─── Raw data ───

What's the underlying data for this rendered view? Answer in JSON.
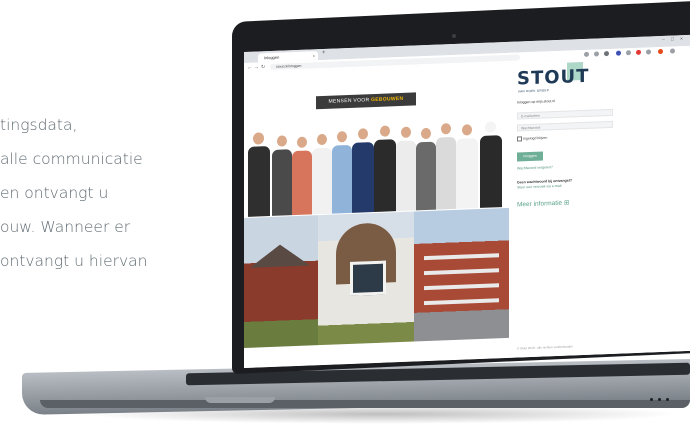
{
  "background_text": {
    "lines": [
      "tingsdata,",
      "alle communicatie",
      " en ontvangt u",
      "ouw. Wanneer er",
      "ontvangt u hiervan"
    ]
  },
  "browser": {
    "tab_title": "Inloggen",
    "new_tab": "+",
    "url": "stout.nl/inloggen",
    "window_controls": [
      "–",
      "□",
      "×"
    ]
  },
  "hero": {
    "banner_prefix": "MENSEN VOOR ",
    "banner_highlight": "GEBOUWEN"
  },
  "login": {
    "logo": "STOUT",
    "logo_sub": "VAN HOEK GROEP",
    "intro": "Inloggen op mijn.stout.nl",
    "email_placeholder": "E-mailadres",
    "password_placeholder": "Wachtwoord",
    "remember_label": "Ingelogd blijven",
    "submit_label": "Inloggen",
    "forgot_link": "Wachtwoord vergeten?",
    "no_account_title": "Geen wachtwoord bij ontvangst?",
    "no_account_link": "Stuur een verzoek via e-mail",
    "more_info": "Meer informatie ⊞",
    "footer": "© Stout 2019 - alle rechten voorbehouden"
  },
  "colors": {
    "brand_navy": "#1f3a56",
    "brand_green": "#6fae97",
    "banner_yellow": "#f2b600"
  }
}
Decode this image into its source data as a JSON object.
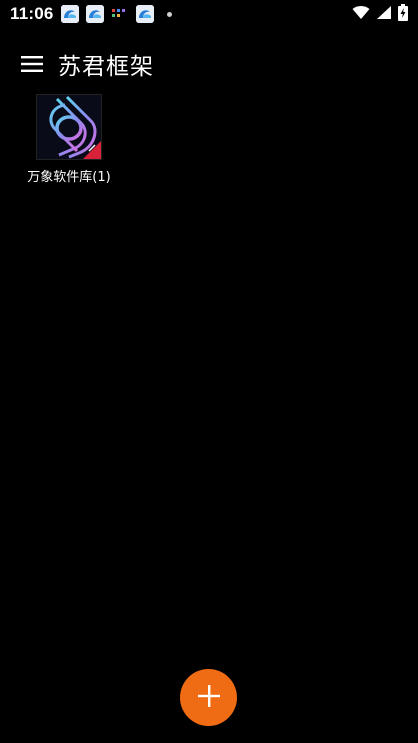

───

● **Exercise requirements**: Make an exact copy of all the material, but keep the pictures out of it.

● **Task solution**:
What's the underlying data for this rendered view? Answer in JSON.
{
  "background_text": {
    "lines": [
      "tingsdata,",
      "alle communicatie",
      " en ontvangt u",
      "ouw. Wanneer er",
      "ontvangt u hiervan"
    ]
  },
  "browser": {
    "tab_title": "Inloggen",
    "new_tab": "+",
    "url": "stout.nl/inloggen",
    "window_controls": [
      "–",
      "□",
      "×"
    ]
  },
  "hero": {
    "banner_prefix": "MENSEN VOOR ",
    "banner_highlight": "GEBOUWEN"
  },
  "login": {
    "logo": "STOUT",
    "logo_sub": "VAN HOEK GROEP",
    "intro": "Inloggen op mijn.stout.nl",
    "email_placeholder": "E-mailadres",
    "password_placeholder": "Wachtwoord",
    "remember_label": "Ingelogd blijven",
    "submit_label": "Inloggen",
    "forgot_link": "Wachtwoord vergeten?",
    "no_account_title": "Geen wachtwoord bij ontvangst?",
    "no_account_link": "Stuur een verzoek via e-mail",
    "more_info": "Meer informatie ⊞",
    "footer": "© Stout 2019 - alle rechten voorbehouden"
  },
  "colors": {
    "brand_navy": "#1f3a56",
    "brand_green": "#6fae97",
    "banner_yellow": "#f2b600"
  }
}
Decode this image into its source data as a JSON object.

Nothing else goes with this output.